Dataset items:
╔══
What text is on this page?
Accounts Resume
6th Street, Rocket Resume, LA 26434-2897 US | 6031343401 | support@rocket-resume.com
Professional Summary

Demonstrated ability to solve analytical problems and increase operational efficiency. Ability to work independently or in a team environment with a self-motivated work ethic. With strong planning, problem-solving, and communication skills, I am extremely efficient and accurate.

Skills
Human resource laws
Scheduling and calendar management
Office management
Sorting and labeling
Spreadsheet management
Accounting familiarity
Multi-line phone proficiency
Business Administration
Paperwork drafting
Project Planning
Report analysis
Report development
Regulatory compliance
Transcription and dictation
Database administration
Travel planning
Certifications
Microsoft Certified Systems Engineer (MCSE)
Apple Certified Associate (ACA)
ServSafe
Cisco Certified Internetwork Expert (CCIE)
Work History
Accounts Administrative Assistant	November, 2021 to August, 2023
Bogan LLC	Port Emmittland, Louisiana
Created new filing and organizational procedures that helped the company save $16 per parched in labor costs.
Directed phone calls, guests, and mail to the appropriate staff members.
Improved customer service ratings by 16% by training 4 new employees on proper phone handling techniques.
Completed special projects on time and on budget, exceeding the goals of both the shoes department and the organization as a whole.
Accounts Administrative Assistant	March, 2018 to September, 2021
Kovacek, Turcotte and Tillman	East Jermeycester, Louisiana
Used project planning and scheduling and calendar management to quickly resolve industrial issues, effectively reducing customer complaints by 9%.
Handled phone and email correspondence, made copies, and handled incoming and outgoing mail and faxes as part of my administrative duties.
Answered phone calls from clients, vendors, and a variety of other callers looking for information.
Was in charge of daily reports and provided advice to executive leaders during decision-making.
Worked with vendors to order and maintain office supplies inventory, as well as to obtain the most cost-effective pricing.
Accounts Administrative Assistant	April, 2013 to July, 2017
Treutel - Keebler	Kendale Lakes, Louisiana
╚══
WORK TO COMPLETE: Extract the full listing and reproduce each line exactly.

FINAL RESULT:
What text is on this page?
Accounts Resume
6th Street, Rocket Resume, LA 26434-2897 US | 6031343401 | support@rocket-resume.com
Professional Summary

Demonstrated ability to solve analytical problems and increase operational efficiency. Ability to work independently or in a team environment with a self-motivated work ethic. With strong planning, problem-solving, and communication skills, I am extremely efficient and accurate.

Skills
Human resource laws
Scheduling and calendar management
Office management
Sorting and labeling
Spreadsheet management
Accounting familiarity
Multi-line phone proficiency
Business Administration
Paperwork drafting
Project Planning
Report analysis
Report development
Regulatory compliance
Transcription and dictation
Database administration
Travel planning
Certifications
Microsoft Certified Systems Engineer (MCSE)
Apple Certified Associate (ACA)
ServSafe
Cisco Certified Internetwork Expert (CCIE)
Work History
Accounts Administrative Assistant	November, 2021 to August, 2023
Bogan LLC	Port Emmittland, Louisiana
Created new filing and organizational procedures that helped the company save $16 per parched in labor costs.
Directed phone calls, guests, and mail to the appropriate staff members.
Improved customer service ratings by 16% by training 4 new employees on proper phone handling techniques.
Completed special projects on time and on budget, exceeding the goals of both the shoes department and the organization as a whole.
Accounts Administrative Assistant	March, 2018 to September, 2021
Kovacek, Turcotte and Tillman	East Jermeycester, Louisiana
Used project planning and scheduling and calendar management to quickly resolve industrial issues, effectively reducing customer complaints by 9%.
Handled phone and email correspondence, made copies, and handled incoming and outgoing mail and faxes as part of my administrative duties.
Answered phone calls from clients, vendors, and a variety of other callers looking for information.
Was in charge of daily reports and provided advice to executive leaders during decision-making.
Worked with vendors to order and maintain office supplies inventory, as well as to obtain the most cost-effective pricing.
Accounts Administrative Assistant	April, 2013 to July, 2017
Treutel - Keebler	Kendale Lakes, Louisiana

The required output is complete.